Job → For each line that holds "稳定后电流计", copy the line out.

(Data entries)
--*--

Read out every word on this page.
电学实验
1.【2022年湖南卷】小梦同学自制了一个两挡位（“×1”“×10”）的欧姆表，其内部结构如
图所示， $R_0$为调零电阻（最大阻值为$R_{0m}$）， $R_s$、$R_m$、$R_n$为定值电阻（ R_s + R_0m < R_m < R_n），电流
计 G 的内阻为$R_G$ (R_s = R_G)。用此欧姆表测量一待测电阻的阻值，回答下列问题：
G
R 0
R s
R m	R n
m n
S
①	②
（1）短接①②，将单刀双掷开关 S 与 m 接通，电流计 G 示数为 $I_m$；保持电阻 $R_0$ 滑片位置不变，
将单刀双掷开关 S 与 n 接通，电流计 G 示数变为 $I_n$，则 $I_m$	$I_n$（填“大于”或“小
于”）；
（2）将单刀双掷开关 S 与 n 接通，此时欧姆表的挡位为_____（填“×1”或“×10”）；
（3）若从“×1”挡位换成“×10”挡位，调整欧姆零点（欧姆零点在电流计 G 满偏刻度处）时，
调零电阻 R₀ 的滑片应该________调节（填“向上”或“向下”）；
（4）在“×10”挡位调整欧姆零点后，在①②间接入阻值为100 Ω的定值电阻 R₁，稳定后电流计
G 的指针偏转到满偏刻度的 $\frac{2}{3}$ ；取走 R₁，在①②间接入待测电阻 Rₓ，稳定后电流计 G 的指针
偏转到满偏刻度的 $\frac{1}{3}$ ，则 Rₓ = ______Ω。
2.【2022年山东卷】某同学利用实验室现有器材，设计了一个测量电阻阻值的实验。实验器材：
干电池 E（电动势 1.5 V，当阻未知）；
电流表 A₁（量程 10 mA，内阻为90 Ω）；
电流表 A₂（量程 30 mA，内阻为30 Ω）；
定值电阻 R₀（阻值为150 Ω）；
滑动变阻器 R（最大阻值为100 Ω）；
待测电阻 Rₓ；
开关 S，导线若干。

--*--

Finished exercise →
（4）在“×10”挡位调整欧姆零点后，在①②间接入阻值为100 Ω的定值电阻 R₁，稳定后电流计
G 的指针偏转到满偏刻度的 $\frac{2}{3}$ ；取走 R₁，在①②间接入待测电阻 Rₓ，稳定后电流计 G 的指针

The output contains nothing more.